> Task to carry out:
Repeat each entry as written and leave the images out of the copy.

> Task inputs:
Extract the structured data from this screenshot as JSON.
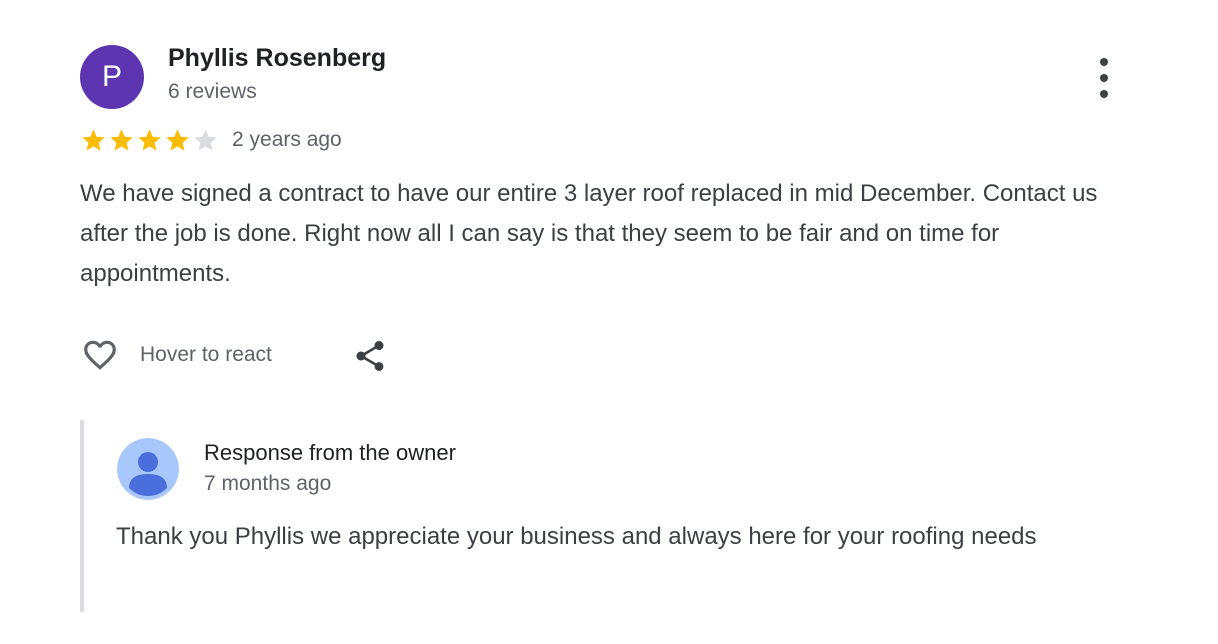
{
  "review": {
    "avatar_letter": "P",
    "avatar_color": "#5e35b1",
    "reviewer_name": "Phyllis Rosenberg",
    "review_count": "6 reviews",
    "rating": 4,
    "rating_max": 5,
    "star_color": "#fbbc04",
    "star_empty_color": "#dadce0",
    "date": "2 years ago",
    "text": "We have signed a contract to have our entire 3 layer roof replaced in mid December. Contact us after the job is done. Right now all I can say is that they seem to be fair and on time for appointments.",
    "react_label": "Hover to react",
    "react_icon": "heart-outline-icon",
    "share_icon": "share-icon",
    "more_icon": "more-vert-icon"
  },
  "owner_response": {
    "title": "Response from the owner",
    "date": "7 months ago",
    "text": "Thank you Phyllis we appreciate your business and always here for your roofing needs",
    "avatar_icon": "person-icon"
  }
}
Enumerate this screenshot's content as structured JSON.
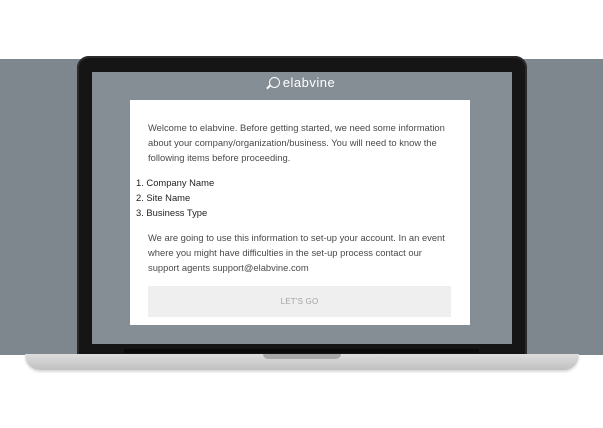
{
  "brand": {
    "logo_text": "elabvine",
    "logo_icon": "magnifier-leaf-icon"
  },
  "card": {
    "intro": "Welcome to elabvine. Before getting started, we need some information about your company/organization/business. You will need to know the following items before proceeding.",
    "items": [
      "1. Company Name",
      "2. Site Name",
      "3. Business Type"
    ],
    "outro": "We are going to use this information to set-up your account. In an event where you might have difficulties in the set-up process contact our support agents support@elabvine.com",
    "cta_label": "LET'S GO"
  },
  "colors": {
    "band": "#7f878e",
    "screen": "#868e95",
    "card": "#ffffff",
    "button_bg": "#efefef",
    "button_text": "#a4a4a4"
  }
}
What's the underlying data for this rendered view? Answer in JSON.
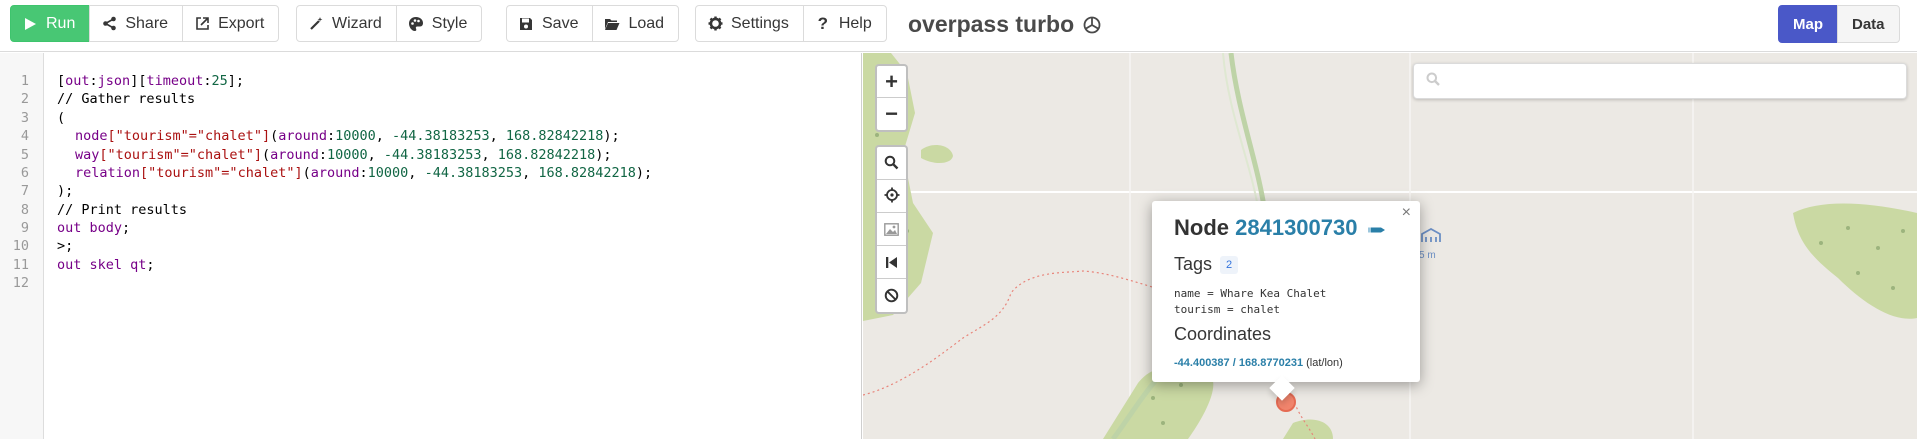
{
  "toolbar": {
    "run": "Run",
    "share": "Share",
    "export": "Export",
    "wizard": "Wizard",
    "style": "Style",
    "save": "Save",
    "load": "Load",
    "settings": "Settings",
    "help": "Help",
    "app_title": "overpass turbo",
    "view_map": "Map",
    "view_data": "Data"
  },
  "editor": {
    "line_numbers": [
      "1",
      "2",
      "3",
      "4",
      "5",
      "6",
      "7",
      "8",
      "9",
      "10",
      "11",
      "12"
    ],
    "lines": {
      "l1": {
        "a": "[",
        "b": "out",
        "c": ":",
        "d": "json",
        "e": "][",
        "f": "timeout",
        "g": ":",
        "h": "25",
        "i": "];"
      },
      "l2": "// Gather results",
      "l3": "(",
      "l4": {
        "kw": "node",
        "s1": "[\"tourism\"=\"chalet\"]",
        "p1": "(",
        "fn": "around",
        "c": ":",
        "n1": "10000",
        "sep1": ", ",
        "n2": "-44.38183253",
        "sep2": ", ",
        "n3": "168.82842218",
        "end": ");"
      },
      "l5": {
        "kw": "way",
        "s1": "[\"tourism\"=\"chalet\"]",
        "p1": "(",
        "fn": "around",
        "c": ":",
        "n1": "10000",
        "sep1": ", ",
        "n2": "-44.38183253",
        "sep2": ", ",
        "n3": "168.82842218",
        "end": ");"
      },
      "l6": {
        "kw": "relation",
        "s1": "[\"tourism\"=\"chalet\"]",
        "p1": "(",
        "fn": "around",
        "c": ":",
        "n1": "10000",
        "sep1": ", ",
        "n2": "-44.38183253",
        "sep2": ", ",
        "n3": "168.82842218",
        "end": ");"
      },
      "l7": ");",
      "l8": "// Print results",
      "l9": {
        "kw": "out body",
        "end": ";"
      },
      "l10": ">;",
      "l11": {
        "kw": "out skel qt",
        "end": ";"
      },
      "l12": ""
    }
  },
  "map": {
    "zoom_in": "+",
    "zoom_out": "−",
    "search_placeholder": "",
    "popup": {
      "title": "Node",
      "node_id": "2841300730",
      "tags_heading": "Tags",
      "tag_count": "2",
      "tag_lines": [
        "name = Whare Kea Chalet",
        "tourism = chalet"
      ],
      "coords_heading": "Coordinates",
      "coords_link": "-44.400387 / 168.8770231",
      "coords_unit": "(lat/lon)",
      "close": "×"
    },
    "hut_label": "5 m"
  },
  "colors": {
    "run_green": "#48c774",
    "map_toggle_blue": "#4a58c8",
    "link_blue": "#2a7fa8",
    "marker": "#f0846c"
  }
}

> Reply to the task:
Extract the structured data from this screenshot as JSON.
{
  "review": {
    "avatar_letter": "P",
    "avatar_color": "#5e35b1",
    "reviewer_name": "Phyllis Rosenberg",
    "review_count": "6 reviews",
    "rating": 4,
    "rating_max": 5,
    "star_color": "#fbbc04",
    "star_empty_color": "#dadce0",
    "date": "2 years ago",
    "text": "We have signed a contract to have our entire 3 layer roof replaced in mid December. Contact us after the job is done. Right now all I can say is that they seem to be fair and on time for appointments.",
    "react_label": "Hover to react",
    "react_icon": "heart-outline-icon",
    "share_icon": "share-icon",
    "more_icon": "more-vert-icon"
  },
  "owner_response": {
    "title": "Response from the owner",
    "date": "7 months ago",
    "text": "Thank you Phyllis we appreciate your business and always here for your roofing needs",
    "avatar_icon": "person-icon"
  }
}
Enumerate this screenshot's content as structured JSON.
{
  "brand": {
    "logo_text": "elabvine",
    "logo_icon": "magnifier-leaf-icon"
  },
  "card": {
    "intro": "Welcome to elabvine. Before getting started, we need some information about your company/organization/business. You will need to know the following items before proceeding.",
    "items": [
      "1. Company Name",
      "2. Site Name",
      "3. Business Type"
    ],
    "outro": "We are going to use this information to set-up your account. In an event where you might have difficulties in the set-up process contact our support agents support@elabvine.com",
    "cta_label": "LET'S GO"
  },
  "colors": {
    "band": "#7f878e",
    "screen": "#868e95",
    "card": "#ffffff",
    "button_bg": "#efefef",
    "button_text": "#a4a4a4"
  }
}
What's the underlying data for this rendered view? Answer in JSON.
{
  "toolbar": {
    "run": "Run",
    "share": "Share",
    "export": "Export",
    "wizard": "Wizard",
    "style": "Style",
    "save": "Save",
    "load": "Load",
    "settings": "Settings",
    "help": "Help",
    "app_title": "overpass turbo",
    "view_map": "Map",
    "view_data": "Data"
  },
  "editor": {
    "line_numbers": [
      "1",
      "2",
      "3",
      "4",
      "5",
      "6",
      "7",
      "8",
      "9",
      "10",
      "11",
      "12"
    ],
    "lines": {
      "l1": {
        "a": "[",
        "b": "out",
        "c": ":",
        "d": "json",
        "e": "][",
        "f": "timeout",
        "g": ":",
        "h": "25",
        "i": "];"
      },
      "l2": "// Gather results",
      "l3": "(",
      "l4": {
        "kw": "node",
        "s1": "[\"tourism\"=\"chalet\"]",
        "p1": "(",
        "fn": "around",
        "c": ":",
        "n1": "10000",
        "sep1": ", ",
        "n2": "-44.38183253",
        "sep2": ", ",
        "n3": "168.82842218",
        "end": ");"
      },
      "l5": {
        "kw": "way",
        "s1": "[\"tourism\"=\"chalet\"]",
        "p1": "(",
        "fn": "around",
        "c": ":",
        "n1": "10000",
        "sep1": ", ",
        "n2": "-44.38183253",
        "sep2": ", ",
        "n3": "168.82842218",
        "end": ");"
      },
      "l6": {
        "kw": "relation",
        "s1": "[\"tourism\"=\"chalet\"]",
        "p1": "(",
        "fn": "around",
        "c": ":",
        "n1": "10000",
        "sep1": ", ",
        "n2": "-44.38183253",
        "sep2": ", ",
        "n3": "168.82842218",
        "end": ");"
      },
      "l7": ");",
      "l8": "// Print results",
      "l9": {
        "kw": "out body",
        "end": ";"
      },
      "l10": ">;",
      "l11": {
        "kw": "out skel qt",
        "end": ";"
      },
      "l12": ""
    }
  },
  "map": {
    "zoom_in": "+",
    "zoom_out": "−",
    "search_placeholder": "",
    "popup": {
      "title": "Node",
      "node_id": "2841300730",
      "tags_heading": "Tags",
      "tag_count": "2",
      "tag_lines": [
        "name = Whare Kea Chalet",
        "tourism = chalet"
      ],
      "coords_heading": "Coordinates",
      "coords_link": "-44.400387 / 168.8770231",
      "coords_unit": "(lat/lon)",
      "close": "×"
    },
    "hut_label": "5 m"
  },
  "colors": {
    "run_green": "#48c774",
    "map_toggle_blue": "#4a58c8",
    "link_blue": "#2a7fa8",
    "marker": "#f0846c"
  }
}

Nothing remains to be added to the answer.